▸ CHALLENGE
Every record must be repeated exactly, with no omission.

══ RECORDS FOR THIS EXERCISE ══

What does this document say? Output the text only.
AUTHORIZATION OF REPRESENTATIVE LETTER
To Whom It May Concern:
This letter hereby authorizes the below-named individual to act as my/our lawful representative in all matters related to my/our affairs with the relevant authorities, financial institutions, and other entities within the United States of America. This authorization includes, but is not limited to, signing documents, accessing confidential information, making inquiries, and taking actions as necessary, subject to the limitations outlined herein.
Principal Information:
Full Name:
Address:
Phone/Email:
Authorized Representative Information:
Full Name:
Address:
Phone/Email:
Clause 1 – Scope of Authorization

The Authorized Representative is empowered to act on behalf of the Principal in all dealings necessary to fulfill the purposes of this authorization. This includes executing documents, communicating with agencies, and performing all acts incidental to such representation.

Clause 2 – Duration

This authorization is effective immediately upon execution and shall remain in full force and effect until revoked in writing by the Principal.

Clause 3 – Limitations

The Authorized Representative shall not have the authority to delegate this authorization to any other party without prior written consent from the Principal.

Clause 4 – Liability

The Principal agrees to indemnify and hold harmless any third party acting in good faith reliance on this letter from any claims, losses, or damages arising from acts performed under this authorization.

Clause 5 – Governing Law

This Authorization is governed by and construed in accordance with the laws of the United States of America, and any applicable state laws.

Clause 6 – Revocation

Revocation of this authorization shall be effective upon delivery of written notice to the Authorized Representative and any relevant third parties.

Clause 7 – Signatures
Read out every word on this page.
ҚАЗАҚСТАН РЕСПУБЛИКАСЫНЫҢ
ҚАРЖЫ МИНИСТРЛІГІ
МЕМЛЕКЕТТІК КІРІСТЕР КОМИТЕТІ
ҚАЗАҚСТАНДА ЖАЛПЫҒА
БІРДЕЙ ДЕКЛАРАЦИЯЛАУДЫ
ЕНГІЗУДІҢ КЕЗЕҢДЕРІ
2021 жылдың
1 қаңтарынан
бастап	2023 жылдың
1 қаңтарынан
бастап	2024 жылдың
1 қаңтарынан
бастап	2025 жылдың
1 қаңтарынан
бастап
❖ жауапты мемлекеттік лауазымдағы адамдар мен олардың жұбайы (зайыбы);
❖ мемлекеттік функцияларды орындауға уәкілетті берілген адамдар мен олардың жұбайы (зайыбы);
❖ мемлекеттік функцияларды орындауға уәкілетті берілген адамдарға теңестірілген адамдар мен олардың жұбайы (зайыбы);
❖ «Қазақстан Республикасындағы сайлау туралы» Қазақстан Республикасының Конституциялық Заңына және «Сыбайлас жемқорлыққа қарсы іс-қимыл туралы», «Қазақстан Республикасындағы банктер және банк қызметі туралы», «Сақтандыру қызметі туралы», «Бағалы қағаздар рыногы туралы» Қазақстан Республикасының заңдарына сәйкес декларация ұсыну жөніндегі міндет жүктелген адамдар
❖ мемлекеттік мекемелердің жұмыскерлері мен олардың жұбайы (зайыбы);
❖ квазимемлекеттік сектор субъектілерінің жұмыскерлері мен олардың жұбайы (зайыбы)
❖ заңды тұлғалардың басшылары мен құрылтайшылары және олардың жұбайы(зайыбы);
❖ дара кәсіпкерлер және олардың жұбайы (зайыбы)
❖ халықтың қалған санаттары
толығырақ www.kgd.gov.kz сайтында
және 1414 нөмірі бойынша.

═══

▸ OUTPUT
What does this document say? Output the text only.
AUTHORIZATION OF REPRESENTATIVE LETTER
To Whom It May Concern:
This letter hereby authorizes the below-named individual to act as my/our lawful representative in all matters related to my/our affairs with the relevant authorities, financial institutions, and other entities within the United States of America. This authorization includes, but is not limited to, signing documents, accessing confidential information, making inquiries, and taking actions as necessary, subject to the limitations outlined herein.
Principal Information:
Full Name:
Address:
Phone/Email:
Authorized Representative Information:
Full Name:
Address:
Phone/Email:
Clause 1 – Scope of Authorization

The Authorized Representative is empowered to act on behalf of the Principal in all dealings necessary to fulfill the purposes of this authorization. This includes executing documents, communicating with agencies, and performing all acts incidental to such representation.

Clause 2 – Duration

This authorization is effective immediately upon execution and shall remain in full force and effect until revoked in writing by the Principal.

Clause 3 – Limitations

The Authorized Representative shall not have the authority to delegate this authorization to any other party without prior written consent from the Principal.

Clause 4 – Liability

The Principal agrees to indemnify and hold harmless any third party acting in good faith reliance on this letter from any claims, losses, or damages arising from acts performed under this authorization.

Clause 5 – Governing Law

This Authorization is governed by and construed in accordance with the laws of the United States of America, and any applicable state laws.

Clause 6 – Revocation

Revocation of this authorization shall be effective upon delivery of written notice to the Authorized Representative and any relevant third parties.

Clause 7 – Signatures
Read out every word on this page.
ҚАЗАҚСТАН РЕСПУБЛИКАСЫНЫҢ
ҚАРЖЫ МИНИСТРЛІГІ
МЕМЛЕКЕТТІК КІРІСТЕР КОМИТЕТІ
ҚАЗАҚСТАНДА ЖАЛПЫҒА
БІРДЕЙ ДЕКЛАРАЦИЯЛАУДЫ
ЕНГІЗУДІҢ КЕЗЕҢДЕРІ
2021 жылдың
1 қаңтарынан
бастап	2023 жылдың
1 қаңтарынан
бастап	2024 жылдың
1 қаңтарынан
бастап	2025 жылдың
1 қаңтарынан
бастап
❖ жауапты мемлекеттік лауазымдағы адамдар мен олардың жұбайы (зайыбы);
❖ мемлекеттік функцияларды орындауға уәкілетті берілген адамдар мен олардың жұбайы (зайыбы);
❖ мемлекеттік функцияларды орындауға уәкілетті берілген адамдарға теңестірілген адамдар мен олардың жұбайы (зайыбы);
❖ «Қазақстан Республикасындағы сайлау туралы» Қазақстан Республикасының Конституциялық Заңына және «Сыбайлас жемқорлыққа қарсы іс-қимыл туралы», «Қазақстан Республикасындағы банктер және банк қызметі туралы», «Сақтандыру қызметі туралы», «Бағалы қағаздар рыногы туралы» Қазақстан Республикасының заңдарына сәйкес декларация ұсыну жөніндегі міндет жүктелген адамдар
❖ мемлекеттік мекемелердің жұмыскерлері мен олардың жұбайы (зайыбы);
❖ квазимемлекеттік сектор субъектілерінің жұмыскерлері мен олардың жұбайы (зайыбы)
❖ заңды тұлғалардың басшылары мен құрылтайшылары және олардың жұбайы(зайыбы);
❖ дара кәсіпкерлер және олардың жұбайы (зайыбы)
❖ халықтың қалған санаттары
толығырақ www.kgd.gov.kz сайтында
және 1414 нөмірі бойынша.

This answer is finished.